● **TEXT SEGMENT**:
# 3 more off the rack



## fugarwi7 (Sep 20, 2006)

These took longer than I expected, but I was experimenting with lip/line tie designs and I went much slower. If you check out the close-up line tie pictures below the first picture, you will see three different designs. The first one is probably the most conventional, the second is the staple design and the third was done with a two piece lip with a screw eye as a line tie. Check them out. As I was learning more about lexan and its limits, I discovered a few things. We all know how tough it is, but I found out just how tough. If you look closely at the two part lip, you will notice 3 distinct drill marks going through the lip. One has a broken screw eye in it, even though the hole was pre drilled. The next one has a broken drill bit in it and the third is the line tie that finally worked...tough stuff to say the least! On my test eye, I clamped vise grips on the screw eye to see if I could pull it out of the lip and the eye opened but never moved from the hole...I think it will hold up to any fish!! Another thing I discovered was quite by accident but I liked the result when all said and done. Look closely at the edge of the lip. On two of the three, they will appear more glossy and clear and the other is duller. When I was gluing the two piece lip together on my practice lip, some of the glue ran over the edge of the lip and "glossed it up", which I liked. So I did that on two of these to show you guys. I wiped it on with a Q-tip and it hides the dull, sanded edge...I will go back and do this on all of my already made lures. What do you guys think?

● **MATERIAL**:
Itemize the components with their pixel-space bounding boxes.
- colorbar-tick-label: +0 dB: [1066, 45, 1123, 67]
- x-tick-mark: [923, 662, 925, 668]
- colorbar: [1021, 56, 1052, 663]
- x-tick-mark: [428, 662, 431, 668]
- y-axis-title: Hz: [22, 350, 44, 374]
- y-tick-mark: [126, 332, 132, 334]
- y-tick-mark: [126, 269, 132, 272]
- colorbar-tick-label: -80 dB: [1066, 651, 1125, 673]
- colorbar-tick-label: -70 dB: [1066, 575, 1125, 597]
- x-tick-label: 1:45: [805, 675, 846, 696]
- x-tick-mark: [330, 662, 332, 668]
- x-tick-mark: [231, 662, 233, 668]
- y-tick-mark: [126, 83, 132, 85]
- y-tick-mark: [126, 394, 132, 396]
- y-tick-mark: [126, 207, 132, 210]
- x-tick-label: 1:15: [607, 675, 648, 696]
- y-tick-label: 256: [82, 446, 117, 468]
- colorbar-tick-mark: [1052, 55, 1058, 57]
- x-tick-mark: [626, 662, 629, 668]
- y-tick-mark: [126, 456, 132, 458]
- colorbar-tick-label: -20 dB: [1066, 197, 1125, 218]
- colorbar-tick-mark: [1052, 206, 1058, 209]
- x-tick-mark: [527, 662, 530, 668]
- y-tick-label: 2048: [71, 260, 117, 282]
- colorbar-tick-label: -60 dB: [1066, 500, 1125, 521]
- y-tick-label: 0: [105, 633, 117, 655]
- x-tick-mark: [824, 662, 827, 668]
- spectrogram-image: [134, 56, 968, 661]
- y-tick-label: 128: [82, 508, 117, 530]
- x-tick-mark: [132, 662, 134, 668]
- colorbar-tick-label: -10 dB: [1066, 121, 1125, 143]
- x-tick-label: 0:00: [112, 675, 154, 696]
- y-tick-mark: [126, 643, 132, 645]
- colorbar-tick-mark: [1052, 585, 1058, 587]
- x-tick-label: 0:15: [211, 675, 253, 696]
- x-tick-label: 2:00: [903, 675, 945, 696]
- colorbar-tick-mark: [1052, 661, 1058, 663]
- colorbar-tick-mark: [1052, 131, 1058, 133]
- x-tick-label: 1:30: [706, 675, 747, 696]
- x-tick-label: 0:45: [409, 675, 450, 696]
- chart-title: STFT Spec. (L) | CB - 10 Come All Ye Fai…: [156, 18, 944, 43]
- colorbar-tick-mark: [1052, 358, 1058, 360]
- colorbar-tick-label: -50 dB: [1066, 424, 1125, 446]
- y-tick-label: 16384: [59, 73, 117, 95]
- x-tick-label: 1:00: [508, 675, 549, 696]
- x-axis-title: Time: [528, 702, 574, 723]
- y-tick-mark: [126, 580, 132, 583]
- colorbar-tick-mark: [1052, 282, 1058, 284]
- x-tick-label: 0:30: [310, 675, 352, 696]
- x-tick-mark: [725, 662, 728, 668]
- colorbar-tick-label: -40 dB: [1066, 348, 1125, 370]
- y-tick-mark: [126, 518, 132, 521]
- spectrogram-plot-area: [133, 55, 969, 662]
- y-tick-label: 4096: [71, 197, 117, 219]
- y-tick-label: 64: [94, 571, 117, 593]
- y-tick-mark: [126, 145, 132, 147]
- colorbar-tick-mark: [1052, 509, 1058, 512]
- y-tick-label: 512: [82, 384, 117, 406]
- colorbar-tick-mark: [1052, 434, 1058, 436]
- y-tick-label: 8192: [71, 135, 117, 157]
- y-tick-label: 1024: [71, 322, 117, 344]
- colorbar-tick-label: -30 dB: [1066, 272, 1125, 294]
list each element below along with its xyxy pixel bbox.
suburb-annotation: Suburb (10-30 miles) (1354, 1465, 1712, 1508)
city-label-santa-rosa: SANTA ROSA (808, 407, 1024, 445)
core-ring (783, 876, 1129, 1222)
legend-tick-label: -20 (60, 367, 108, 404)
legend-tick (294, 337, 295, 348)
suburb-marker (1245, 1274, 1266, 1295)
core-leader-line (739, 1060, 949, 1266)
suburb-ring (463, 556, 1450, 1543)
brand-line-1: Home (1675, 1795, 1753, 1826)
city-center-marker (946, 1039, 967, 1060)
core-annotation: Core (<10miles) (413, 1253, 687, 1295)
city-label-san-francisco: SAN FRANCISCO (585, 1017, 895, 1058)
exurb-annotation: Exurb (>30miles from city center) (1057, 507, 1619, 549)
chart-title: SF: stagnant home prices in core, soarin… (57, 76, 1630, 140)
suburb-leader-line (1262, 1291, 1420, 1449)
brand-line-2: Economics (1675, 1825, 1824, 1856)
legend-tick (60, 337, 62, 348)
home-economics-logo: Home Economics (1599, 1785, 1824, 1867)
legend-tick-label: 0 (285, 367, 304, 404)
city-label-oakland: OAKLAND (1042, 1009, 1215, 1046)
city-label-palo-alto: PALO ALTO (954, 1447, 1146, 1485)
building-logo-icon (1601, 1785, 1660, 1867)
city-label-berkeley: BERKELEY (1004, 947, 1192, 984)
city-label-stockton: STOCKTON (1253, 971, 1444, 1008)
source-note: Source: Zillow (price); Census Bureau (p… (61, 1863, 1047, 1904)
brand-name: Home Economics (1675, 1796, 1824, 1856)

● **PROBLEM DETAILS**: Please carry on the forum post about lexan lure lips and line ties, picking up right after its last sentence.

● **WRITTEN REPLY**:
The top is a two toned orange (pearl tangerine with flo orange top, bottom and head with some white highlights, the middle painted in a blue "wild thing" pattern, both with glitter fleck in the top coat. The bottom one has olive foil over a copper body...although the picture sucks, the lure has a very natural flash and color...a combo of perch and gold shiner colors with a scaled back and tiger bars. (you get a glimpse of the foil effect on the close up lip picture above the gill)


----------



## flattiesinohio (Sep 30, 2007)

first let me start by saying i know nothing of lures just what i see and hear on here...lol....and that you make some nice lures!!!!!but i also wanted to ask about the first lip tie isn't that a little weak looking what i mean is if you hook into a large fish by the back trouble hook wouldn't it snap the lip...or pull threw?


----------



## etch (Oct 13, 2007)

awesome baits fug, you are going to slay the eyes with those bad boys!!!

Etch


----------



## Swede (Jan 17, 2008)

Nice ones especially the blue one ,bet you´ll catch plenty using them


----------



## vc1111 (Apr 13, 2004)

Fug, those are beautiful. I also like that blue one.

I always enjoy reading about experiments like these, especially with the lip because the lip is such a critical part of the entire bait.

The polycarbonate is some really impressive stuff when you think about it. It is the same stuff that is used for bullet-proof glass and it has a wide range of uses.

I've also used epoxy to render the edges of the lip super-clear as you did. Of course, without that treatment the rough edges turn crystal clear once they enter the water anyway, but it is one of those things that a lot of builders strive for...an attempt to build a perfect bait with a lot of extra touches.

Great work as always.

I recently found something that really surprised me. Instead of using a finer belt on the belt sander when making lips, I went ahead and used an 80 grit belt and figured that I'd just polish them later or hit the edges with some epoxy. However, the 80 grit actually super-heated the edge of the lip as I was shaping it, and ever-so-slightly melted the edges, rendering them very smooth and almost perfectly crystal clear; no sanding or epoxy was needed.

Try that when you get a chance. I think you'll like it.

I also like the reinforced lip that you made and the idea of using a screw eye for the line tie. I'm sure it would be a very strong link in the process and your tests which rendered the stainless without affecting the lip is what I would have expected. I'd bet that the same assembly would hold up under almost all musky conditions too, (probably all musky conditions if you use a reasonable amount of the capacity of your reel's drag...as you should anyway to prevent having the hooks straighten out during the fight or the hole from the hook widening in the fish's mouth during the fight.)


----------



## fugarwi7 (Sep 20, 2006)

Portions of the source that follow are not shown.